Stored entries

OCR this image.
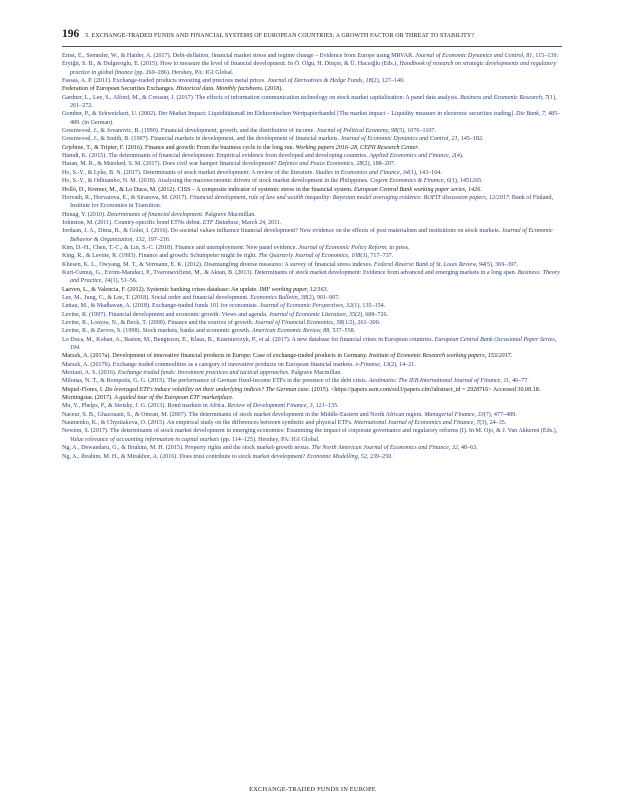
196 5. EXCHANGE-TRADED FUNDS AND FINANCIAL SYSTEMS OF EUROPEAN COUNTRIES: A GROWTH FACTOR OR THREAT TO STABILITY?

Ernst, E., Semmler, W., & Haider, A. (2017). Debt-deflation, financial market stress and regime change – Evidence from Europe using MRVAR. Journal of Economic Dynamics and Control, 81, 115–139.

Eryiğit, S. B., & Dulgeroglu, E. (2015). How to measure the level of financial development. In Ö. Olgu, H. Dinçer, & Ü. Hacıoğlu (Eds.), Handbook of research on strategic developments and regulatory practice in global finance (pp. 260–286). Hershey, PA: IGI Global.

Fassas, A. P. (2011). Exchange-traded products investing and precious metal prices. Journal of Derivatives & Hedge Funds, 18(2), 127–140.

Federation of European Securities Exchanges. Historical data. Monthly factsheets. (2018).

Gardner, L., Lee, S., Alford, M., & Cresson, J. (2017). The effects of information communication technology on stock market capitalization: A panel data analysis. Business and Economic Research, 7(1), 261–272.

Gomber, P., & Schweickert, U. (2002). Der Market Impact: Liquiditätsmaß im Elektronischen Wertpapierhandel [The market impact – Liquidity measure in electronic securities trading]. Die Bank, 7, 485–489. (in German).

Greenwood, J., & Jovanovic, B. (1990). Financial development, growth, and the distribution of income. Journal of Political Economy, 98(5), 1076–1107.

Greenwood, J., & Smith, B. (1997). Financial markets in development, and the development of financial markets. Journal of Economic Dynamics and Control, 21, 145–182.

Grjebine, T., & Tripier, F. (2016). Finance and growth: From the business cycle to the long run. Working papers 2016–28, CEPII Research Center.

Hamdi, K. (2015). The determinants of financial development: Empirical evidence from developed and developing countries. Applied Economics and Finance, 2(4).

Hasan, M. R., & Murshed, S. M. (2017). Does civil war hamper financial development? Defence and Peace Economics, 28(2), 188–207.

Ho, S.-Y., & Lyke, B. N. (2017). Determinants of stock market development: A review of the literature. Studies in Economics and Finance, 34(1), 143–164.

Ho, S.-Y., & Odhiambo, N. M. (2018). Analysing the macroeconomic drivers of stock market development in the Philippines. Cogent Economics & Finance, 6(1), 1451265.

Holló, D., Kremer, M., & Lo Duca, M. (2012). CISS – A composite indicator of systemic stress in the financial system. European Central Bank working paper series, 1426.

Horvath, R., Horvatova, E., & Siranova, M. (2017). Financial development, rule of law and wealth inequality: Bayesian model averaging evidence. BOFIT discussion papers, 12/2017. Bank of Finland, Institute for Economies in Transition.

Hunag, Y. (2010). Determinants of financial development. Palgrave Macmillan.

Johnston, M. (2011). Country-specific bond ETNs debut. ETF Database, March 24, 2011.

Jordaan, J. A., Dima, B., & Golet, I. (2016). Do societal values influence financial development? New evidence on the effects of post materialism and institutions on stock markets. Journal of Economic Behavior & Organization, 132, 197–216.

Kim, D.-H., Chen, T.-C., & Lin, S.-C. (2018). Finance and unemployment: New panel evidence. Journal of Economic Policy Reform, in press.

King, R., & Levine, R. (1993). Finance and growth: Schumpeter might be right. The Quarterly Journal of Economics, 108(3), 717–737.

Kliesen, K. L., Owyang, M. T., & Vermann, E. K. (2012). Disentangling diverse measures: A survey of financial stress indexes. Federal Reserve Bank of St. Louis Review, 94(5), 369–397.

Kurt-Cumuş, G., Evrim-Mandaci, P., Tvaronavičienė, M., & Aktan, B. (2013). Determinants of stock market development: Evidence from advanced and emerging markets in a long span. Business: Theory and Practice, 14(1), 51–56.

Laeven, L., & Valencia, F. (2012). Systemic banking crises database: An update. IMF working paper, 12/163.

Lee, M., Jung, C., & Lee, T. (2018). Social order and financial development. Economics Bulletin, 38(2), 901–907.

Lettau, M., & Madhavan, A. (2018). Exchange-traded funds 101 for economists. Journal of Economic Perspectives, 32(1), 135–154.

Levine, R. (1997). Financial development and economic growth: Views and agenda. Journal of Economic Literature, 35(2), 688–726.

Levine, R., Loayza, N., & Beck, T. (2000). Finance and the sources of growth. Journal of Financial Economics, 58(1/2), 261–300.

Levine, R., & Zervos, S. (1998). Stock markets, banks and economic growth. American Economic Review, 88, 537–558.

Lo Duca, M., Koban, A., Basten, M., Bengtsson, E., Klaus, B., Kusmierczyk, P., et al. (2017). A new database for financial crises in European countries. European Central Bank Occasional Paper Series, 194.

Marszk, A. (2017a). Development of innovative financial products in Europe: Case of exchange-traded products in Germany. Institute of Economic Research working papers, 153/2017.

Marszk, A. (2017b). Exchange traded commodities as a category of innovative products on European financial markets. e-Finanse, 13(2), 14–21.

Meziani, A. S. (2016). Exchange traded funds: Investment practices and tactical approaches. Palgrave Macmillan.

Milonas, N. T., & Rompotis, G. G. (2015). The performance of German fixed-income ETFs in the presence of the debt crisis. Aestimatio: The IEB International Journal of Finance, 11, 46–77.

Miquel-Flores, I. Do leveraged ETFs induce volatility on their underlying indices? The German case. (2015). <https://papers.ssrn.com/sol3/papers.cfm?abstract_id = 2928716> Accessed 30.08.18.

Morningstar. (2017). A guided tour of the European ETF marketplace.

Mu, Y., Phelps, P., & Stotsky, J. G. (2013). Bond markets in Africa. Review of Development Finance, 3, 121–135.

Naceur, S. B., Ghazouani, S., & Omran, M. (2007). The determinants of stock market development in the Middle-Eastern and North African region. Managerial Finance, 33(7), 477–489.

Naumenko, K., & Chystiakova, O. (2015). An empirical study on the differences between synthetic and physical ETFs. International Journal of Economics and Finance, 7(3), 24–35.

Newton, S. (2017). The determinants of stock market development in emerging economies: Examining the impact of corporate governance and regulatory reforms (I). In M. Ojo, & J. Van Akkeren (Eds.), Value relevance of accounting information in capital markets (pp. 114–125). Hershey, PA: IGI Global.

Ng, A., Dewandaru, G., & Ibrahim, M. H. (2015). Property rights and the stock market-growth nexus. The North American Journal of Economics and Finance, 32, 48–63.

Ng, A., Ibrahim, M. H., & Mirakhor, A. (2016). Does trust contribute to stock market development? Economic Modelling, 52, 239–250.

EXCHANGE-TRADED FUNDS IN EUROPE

---

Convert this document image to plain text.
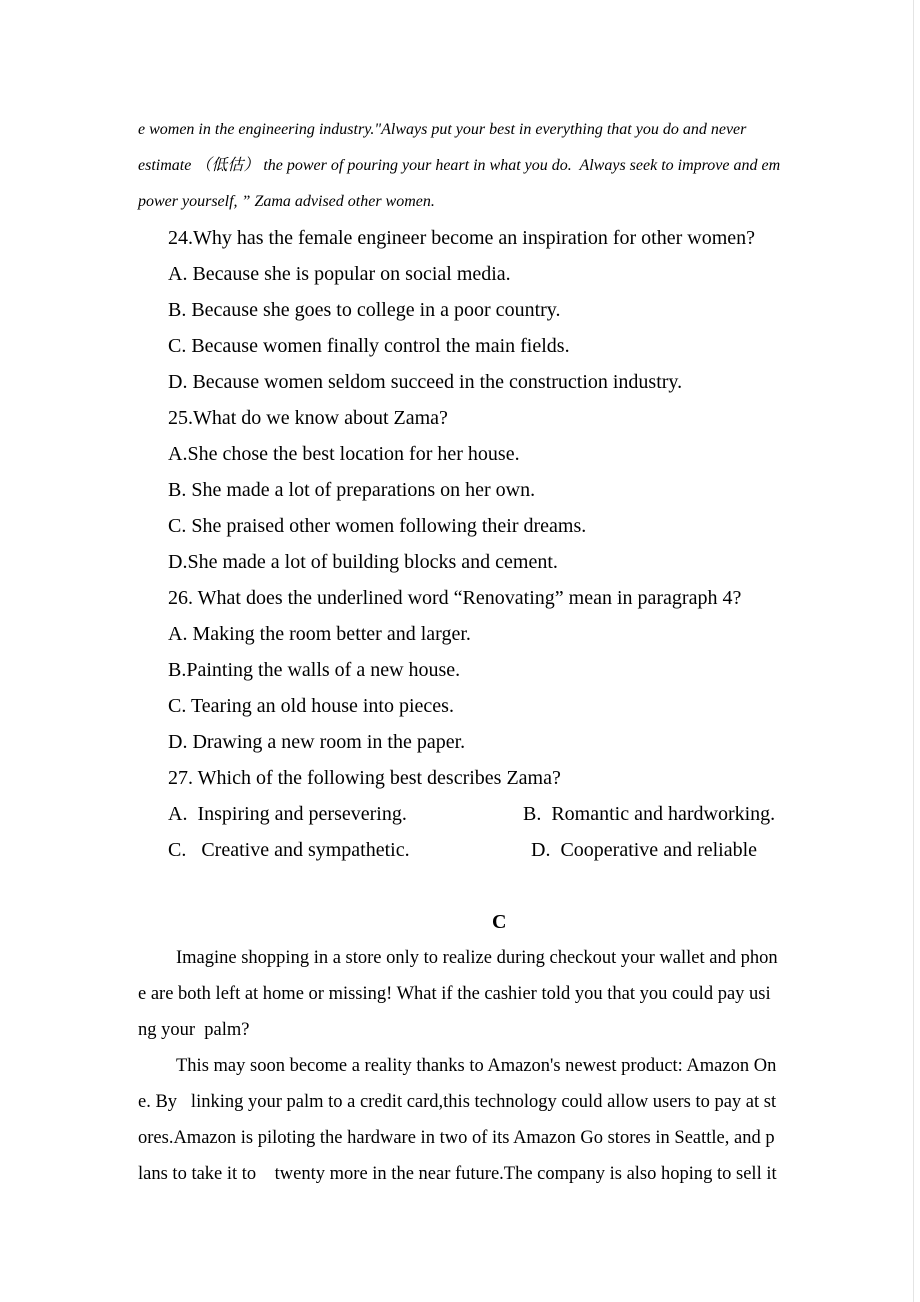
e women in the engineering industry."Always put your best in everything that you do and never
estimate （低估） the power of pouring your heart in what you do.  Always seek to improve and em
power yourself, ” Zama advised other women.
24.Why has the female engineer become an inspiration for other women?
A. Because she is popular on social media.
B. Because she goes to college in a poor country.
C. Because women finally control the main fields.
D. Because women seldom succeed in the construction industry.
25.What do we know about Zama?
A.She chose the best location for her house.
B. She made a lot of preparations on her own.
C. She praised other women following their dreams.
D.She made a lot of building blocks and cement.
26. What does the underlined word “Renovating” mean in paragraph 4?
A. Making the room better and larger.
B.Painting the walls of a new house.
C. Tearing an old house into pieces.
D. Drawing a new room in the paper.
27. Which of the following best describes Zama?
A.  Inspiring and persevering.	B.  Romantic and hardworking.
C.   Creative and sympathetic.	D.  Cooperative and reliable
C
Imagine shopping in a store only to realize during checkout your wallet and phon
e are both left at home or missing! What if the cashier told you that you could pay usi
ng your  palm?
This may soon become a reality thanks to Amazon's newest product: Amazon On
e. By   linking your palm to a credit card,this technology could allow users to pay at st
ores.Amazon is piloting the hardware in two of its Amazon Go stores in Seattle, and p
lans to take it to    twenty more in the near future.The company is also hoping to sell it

---

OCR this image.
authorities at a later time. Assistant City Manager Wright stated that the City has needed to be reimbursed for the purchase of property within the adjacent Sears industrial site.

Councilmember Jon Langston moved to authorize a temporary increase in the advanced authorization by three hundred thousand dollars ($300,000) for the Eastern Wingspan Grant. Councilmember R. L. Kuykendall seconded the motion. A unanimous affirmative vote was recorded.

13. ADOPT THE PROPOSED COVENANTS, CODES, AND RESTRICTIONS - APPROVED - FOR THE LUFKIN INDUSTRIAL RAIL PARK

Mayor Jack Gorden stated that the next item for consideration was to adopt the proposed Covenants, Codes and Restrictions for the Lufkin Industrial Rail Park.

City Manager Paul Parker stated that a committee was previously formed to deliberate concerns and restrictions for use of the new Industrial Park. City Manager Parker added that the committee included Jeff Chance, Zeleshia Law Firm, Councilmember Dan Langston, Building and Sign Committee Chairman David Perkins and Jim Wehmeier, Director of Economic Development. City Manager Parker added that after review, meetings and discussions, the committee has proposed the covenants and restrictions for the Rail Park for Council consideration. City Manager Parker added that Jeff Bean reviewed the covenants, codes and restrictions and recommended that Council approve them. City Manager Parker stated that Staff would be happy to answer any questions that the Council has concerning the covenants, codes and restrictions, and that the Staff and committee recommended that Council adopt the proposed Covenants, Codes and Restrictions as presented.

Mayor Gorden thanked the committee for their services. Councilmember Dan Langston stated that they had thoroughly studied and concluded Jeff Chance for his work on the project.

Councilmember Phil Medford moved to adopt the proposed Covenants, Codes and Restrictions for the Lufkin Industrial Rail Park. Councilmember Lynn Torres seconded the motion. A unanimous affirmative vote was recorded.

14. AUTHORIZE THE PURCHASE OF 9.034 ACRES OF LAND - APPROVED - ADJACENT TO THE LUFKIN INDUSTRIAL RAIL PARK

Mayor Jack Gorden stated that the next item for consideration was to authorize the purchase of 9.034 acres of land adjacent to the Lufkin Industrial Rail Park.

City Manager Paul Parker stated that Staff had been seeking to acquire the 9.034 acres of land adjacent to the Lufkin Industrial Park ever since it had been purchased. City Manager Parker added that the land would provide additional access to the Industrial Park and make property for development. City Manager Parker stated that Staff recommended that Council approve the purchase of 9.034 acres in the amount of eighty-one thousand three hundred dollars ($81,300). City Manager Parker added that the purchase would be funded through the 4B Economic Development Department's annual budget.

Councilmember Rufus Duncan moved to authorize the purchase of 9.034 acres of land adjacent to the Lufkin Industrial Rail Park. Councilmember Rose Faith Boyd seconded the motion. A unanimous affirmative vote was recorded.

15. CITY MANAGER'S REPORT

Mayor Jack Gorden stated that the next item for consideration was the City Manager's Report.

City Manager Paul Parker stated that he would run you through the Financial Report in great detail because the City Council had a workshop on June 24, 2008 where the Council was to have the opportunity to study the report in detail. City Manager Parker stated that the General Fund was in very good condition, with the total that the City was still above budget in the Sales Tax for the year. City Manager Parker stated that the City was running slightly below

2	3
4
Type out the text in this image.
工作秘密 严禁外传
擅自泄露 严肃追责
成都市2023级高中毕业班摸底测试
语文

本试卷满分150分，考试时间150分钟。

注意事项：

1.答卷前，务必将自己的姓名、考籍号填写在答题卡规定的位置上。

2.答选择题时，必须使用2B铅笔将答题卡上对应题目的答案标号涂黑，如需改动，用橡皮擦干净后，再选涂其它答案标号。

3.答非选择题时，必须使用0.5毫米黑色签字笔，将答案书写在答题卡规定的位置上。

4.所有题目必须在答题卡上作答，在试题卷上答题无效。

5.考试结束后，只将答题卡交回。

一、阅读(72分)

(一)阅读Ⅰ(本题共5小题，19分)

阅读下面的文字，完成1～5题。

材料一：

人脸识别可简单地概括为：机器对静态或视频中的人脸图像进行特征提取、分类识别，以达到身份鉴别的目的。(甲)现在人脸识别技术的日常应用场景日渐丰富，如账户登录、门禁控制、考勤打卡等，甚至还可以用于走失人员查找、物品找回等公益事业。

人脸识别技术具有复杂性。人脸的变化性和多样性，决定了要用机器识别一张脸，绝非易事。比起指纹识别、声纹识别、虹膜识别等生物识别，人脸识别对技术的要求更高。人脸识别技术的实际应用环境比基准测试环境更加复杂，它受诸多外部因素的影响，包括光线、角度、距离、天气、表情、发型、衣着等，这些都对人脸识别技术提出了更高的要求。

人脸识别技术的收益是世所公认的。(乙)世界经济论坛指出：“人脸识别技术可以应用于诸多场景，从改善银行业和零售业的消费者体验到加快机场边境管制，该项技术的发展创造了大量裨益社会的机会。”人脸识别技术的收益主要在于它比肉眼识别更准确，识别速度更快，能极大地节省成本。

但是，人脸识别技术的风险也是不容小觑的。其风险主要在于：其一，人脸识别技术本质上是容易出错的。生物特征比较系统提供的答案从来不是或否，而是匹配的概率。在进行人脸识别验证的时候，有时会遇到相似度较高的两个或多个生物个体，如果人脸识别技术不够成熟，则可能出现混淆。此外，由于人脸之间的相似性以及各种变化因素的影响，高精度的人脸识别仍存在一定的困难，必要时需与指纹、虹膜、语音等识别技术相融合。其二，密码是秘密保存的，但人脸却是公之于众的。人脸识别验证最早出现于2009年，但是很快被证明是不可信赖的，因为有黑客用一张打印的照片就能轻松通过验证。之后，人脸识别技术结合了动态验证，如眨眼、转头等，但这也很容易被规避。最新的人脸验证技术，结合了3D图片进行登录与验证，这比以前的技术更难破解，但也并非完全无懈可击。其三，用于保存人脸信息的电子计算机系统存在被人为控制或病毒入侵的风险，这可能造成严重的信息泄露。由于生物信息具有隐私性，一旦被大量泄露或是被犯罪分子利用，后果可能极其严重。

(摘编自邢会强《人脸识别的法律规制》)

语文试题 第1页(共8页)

▸ EXERCISE INSTRUCTIONS: Every line of the listing that holds "moved" is to be counted; give only the resulting number.

▸ PROBLEM SOLUTION: 3